# Task objective
Set down the full listing exactly, character for character.

#### Exercise material

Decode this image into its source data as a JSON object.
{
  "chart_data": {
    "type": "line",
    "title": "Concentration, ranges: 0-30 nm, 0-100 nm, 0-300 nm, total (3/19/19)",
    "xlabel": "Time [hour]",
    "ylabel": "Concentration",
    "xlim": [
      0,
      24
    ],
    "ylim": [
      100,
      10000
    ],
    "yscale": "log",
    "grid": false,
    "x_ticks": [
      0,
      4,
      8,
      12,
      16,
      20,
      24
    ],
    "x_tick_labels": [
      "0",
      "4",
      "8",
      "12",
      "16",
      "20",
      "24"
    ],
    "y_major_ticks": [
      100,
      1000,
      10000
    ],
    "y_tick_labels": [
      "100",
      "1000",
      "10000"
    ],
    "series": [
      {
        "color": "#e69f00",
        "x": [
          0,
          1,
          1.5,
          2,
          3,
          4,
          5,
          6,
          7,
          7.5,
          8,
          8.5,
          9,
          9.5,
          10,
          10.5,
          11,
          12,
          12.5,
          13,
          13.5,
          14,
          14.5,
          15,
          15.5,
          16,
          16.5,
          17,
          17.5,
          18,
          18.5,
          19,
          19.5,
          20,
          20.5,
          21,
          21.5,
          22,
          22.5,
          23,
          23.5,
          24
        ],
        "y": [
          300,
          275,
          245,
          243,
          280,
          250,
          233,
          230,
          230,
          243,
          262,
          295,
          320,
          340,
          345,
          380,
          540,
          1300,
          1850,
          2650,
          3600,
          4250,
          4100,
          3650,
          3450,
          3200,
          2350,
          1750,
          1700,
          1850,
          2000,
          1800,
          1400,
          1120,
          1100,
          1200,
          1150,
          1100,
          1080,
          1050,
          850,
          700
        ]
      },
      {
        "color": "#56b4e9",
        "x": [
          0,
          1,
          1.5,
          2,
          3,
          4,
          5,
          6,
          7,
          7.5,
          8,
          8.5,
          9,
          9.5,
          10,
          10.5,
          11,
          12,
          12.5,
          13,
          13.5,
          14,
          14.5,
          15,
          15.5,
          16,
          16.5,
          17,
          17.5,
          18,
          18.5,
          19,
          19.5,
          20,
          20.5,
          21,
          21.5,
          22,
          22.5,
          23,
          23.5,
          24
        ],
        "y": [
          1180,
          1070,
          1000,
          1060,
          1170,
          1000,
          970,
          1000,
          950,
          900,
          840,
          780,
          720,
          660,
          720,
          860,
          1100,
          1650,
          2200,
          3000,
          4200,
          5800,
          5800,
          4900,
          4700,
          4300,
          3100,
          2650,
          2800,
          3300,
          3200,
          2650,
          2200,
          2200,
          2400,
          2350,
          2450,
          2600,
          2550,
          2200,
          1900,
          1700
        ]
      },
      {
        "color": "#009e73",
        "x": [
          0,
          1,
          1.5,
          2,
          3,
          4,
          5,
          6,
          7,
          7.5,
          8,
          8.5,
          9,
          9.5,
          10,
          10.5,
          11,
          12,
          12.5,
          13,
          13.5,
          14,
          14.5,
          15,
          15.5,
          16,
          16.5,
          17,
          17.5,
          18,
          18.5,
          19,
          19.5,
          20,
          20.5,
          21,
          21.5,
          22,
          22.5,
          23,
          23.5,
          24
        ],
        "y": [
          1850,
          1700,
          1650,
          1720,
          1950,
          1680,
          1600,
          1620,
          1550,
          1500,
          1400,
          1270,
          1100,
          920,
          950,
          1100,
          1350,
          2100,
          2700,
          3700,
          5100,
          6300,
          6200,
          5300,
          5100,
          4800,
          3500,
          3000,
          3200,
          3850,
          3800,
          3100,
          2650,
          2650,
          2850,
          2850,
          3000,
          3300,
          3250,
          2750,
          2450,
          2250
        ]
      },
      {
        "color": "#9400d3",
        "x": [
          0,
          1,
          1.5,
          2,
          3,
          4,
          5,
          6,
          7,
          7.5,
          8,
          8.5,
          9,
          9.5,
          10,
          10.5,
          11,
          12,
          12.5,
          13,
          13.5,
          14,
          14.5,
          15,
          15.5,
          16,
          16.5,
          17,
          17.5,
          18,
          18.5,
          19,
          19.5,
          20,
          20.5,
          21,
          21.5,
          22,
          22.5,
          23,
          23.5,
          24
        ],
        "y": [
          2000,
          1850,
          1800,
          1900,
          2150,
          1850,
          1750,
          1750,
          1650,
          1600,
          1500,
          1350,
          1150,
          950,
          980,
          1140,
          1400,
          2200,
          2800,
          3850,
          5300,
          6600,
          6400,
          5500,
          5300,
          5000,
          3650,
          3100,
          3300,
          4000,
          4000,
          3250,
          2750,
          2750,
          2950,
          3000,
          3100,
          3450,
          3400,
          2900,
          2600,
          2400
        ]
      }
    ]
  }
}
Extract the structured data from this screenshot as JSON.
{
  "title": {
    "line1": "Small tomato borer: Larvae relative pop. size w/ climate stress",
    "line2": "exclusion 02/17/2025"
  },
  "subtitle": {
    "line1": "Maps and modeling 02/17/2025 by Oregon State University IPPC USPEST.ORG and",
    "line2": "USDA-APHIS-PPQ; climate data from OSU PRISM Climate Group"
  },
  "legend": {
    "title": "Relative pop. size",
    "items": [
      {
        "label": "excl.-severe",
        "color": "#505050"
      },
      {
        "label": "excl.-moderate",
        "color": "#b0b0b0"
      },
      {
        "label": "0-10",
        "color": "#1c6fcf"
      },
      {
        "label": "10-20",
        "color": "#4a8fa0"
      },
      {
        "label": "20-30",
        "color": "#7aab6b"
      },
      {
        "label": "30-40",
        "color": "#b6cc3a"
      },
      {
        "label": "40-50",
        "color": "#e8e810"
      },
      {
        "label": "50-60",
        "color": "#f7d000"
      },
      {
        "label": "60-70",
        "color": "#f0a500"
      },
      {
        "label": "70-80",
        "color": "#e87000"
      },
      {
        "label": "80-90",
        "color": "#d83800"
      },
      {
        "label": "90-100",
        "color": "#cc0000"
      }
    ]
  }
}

########

# Complete answer
Decode this image into its source data as a JSON object.
{
  "chart_data": {
    "type": "line",
    "title": "Concentration, ranges: 0-30 nm, 0-100 nm, 0-300 nm, total (3/19/19)",
    "xlabel": "Time [hour]",
    "ylabel": "Concentration",
    "xlim": [
      0,
      24
    ],
    "ylim": [
      100,
      10000
    ],
    "yscale": "log",
    "grid": false,
    "x_ticks": [
      0,
      4,
      8,
      12,
      16,
      20,
      24
    ],
    "x_tick_labels": [
      "0",
      "4",
      "8",
      "12",
      "16",
      "20",
      "24"
    ],
    "y_major_ticks": [
      100,
      1000,
      10000
    ],
    "y_tick_labels": [
      "100",
      "1000",
      "10000"
    ],
    "series": [
      {
        "color": "#e69f00",
        "x": [
          0,
          1,
          1.5,
          2,
          3,
          4,
          5,
          6,
          7,
          7.5,
          8,
          8.5,
          9,
          9.5,
          10,
          10.5,
          11,
          12,
          12.5,
          13,
          13.5,
          14,
          14.5,
          15,
          15.5,
          16,
          16.5,
          17,
          17.5,
          18,
          18.5,
          19,
          19.5,
          20,
          20.5,
          21,
          21.5,
          22,
          22.5,
          23,
          23.5,
          24
        ],
        "y": [
          300,
          275,
          245,
          243,
          280,
          250,
          233,
          230,
          230,
          243,
          262,
          295,
          320,
          340,
          345,
          380,
          540,
          1300,
          1850,
          2650,
          3600,
          4250,
          4100,
          3650,
          3450,
          3200,
          2350,
          1750,
          1700,
          1850,
          2000,
          1800,
          1400,
          1120,
          1100,
          1200,
          1150,
          1100,
          1080,
          1050,
          850,
          700
        ]
      },
      {
        "color": "#56b4e9",
        "x": [
          0,
          1,
          1.5,
          2,
          3,
          4,
          5,
          6,
          7,
          7.5,
          8,
          8.5,
          9,
          9.5,
          10,
          10.5,
          11,
          12,
          12.5,
          13,
          13.5,
          14,
          14.5,
          15,
          15.5,
          16,
          16.5,
          17,
          17.5,
          18,
          18.5,
          19,
          19.5,
          20,
          20.5,
          21,
          21.5,
          22,
          22.5,
          23,
          23.5,
          24
        ],
        "y": [
          1180,
          1070,
          1000,
          1060,
          1170,
          1000,
          970,
          1000,
          950,
          900,
          840,
          780,
          720,
          660,
          720,
          860,
          1100,
          1650,
          2200,
          3000,
          4200,
          5800,
          5800,
          4900,
          4700,
          4300,
          3100,
          2650,
          2800,
          3300,
          3200,
          2650,
          2200,
          2200,
          2400,
          2350,
          2450,
          2600,
          2550,
          2200,
          1900,
          1700
        ]
      },
      {
        "color": "#009e73",
        "x": [
          0,
          1,
          1.5,
          2,
          3,
          4,
          5,
          6,
          7,
          7.5,
          8,
          8.5,
          9,
          9.5,
          10,
          10.5,
          11,
          12,
          12.5,
          13,
          13.5,
          14,
          14.5,
          15,
          15.5,
          16,
          16.5,
          17,
          17.5,
          18,
          18.5,
          19,
          19.5,
          20,
          20.5,
          21,
          21.5,
          22,
          22.5,
          23,
          23.5,
          24
        ],
        "y": [
          1850,
          1700,
          1650,
          1720,
          1950,
          1680,
          1600,
          1620,
          1550,
          1500,
          1400,
          1270,
          1100,
          920,
          950,
          1100,
          1350,
          2100,
          2700,
          3700,
          5100,
          6300,
          6200,
          5300,
          5100,
          4800,
          3500,
          3000,
          3200,
          3850,
          3800,
          3100,
          2650,
          2650,
          2850,
          2850,
          3000,
          3300,
          3250,
          2750,
          2450,
          2250
        ]
      },
      {
        "color": "#9400d3",
        "x": [
          0,
          1,
          1.5,
          2,
          3,
          4,
          5,
          6,
          7,
          7.5,
          8,
          8.5,
          9,
          9.5,
          10,
          10.5,
          11,
          12,
          12.5,
          13,
          13.5,
          14,
          14.5,
          15,
          15.5,
          16,
          16.5,
          17,
          17.5,
          18,
          18.5,
          19,
          19.5,
          20,
          20.5,
          21,
          21.5,
          22,
          22.5,
          23,
          23.5,
          24
        ],
        "y": [
          2000,
          1850,
          1800,
          1900,
          2150,
          1850,
          1750,
          1750,
          1650,
          1600,
          1500,
          1350,
          1150,
          950,
          980,
          1140,
          1400,
          2200,
          2800,
          3850,
          5300,
          6600,
          6400,
          5500,
          5300,
          5000,
          3650,
          3100,
          3300,
          4000,
          4000,
          3250,
          2750,
          2750,
          2950,
          3000,
          3100,
          3450,
          3400,
          2900,
          2600,
          2400
        ]
      }
    ]
  }
}
Extract the structured data from this screenshot as JSON.
{
  "title": {
    "line1": "Small tomato borer: Larvae relative pop. size w/ climate stress",
    "line2": "exclusion 02/17/2025"
  },
  "subtitle": {
    "line1": "Maps and modeling 02/17/2025 by Oregon State University IPPC USPEST.ORG and",
    "line2": "USDA-APHIS-PPQ; climate data from OSU PRISM Climate Group"
  },
  "legend": {
    "title": "Relative pop. size",
    "items": [
      {
        "label": "excl.-severe",
        "color": "#505050"
      },
      {
        "label": "excl.-moderate",
        "color": "#b0b0b0"
      },
      {
        "label": "0-10",
        "color": "#1c6fcf"
      },
      {
        "label": "10-20",
        "color": "#4a8fa0"
      },
      {
        "label": "20-30",
        "color": "#7aab6b"
      },
      {
        "label": "30-40",
        "color": "#b6cc3a"
      },
      {
        "label": "40-50",
        "color": "#e8e810"
      },
      {
        "label": "50-60",
        "color": "#f7d000"
      },
      {
        "label": "60-70",
        "color": "#f0a500"
      },
      {
        "label": "70-80",
        "color": "#e87000"
      },
      {
        "label": "80-90",
        "color": "#d83800"
      },
      {
        "label": "90-100",
        "color": "#cc0000"
      }
    ]
  }
}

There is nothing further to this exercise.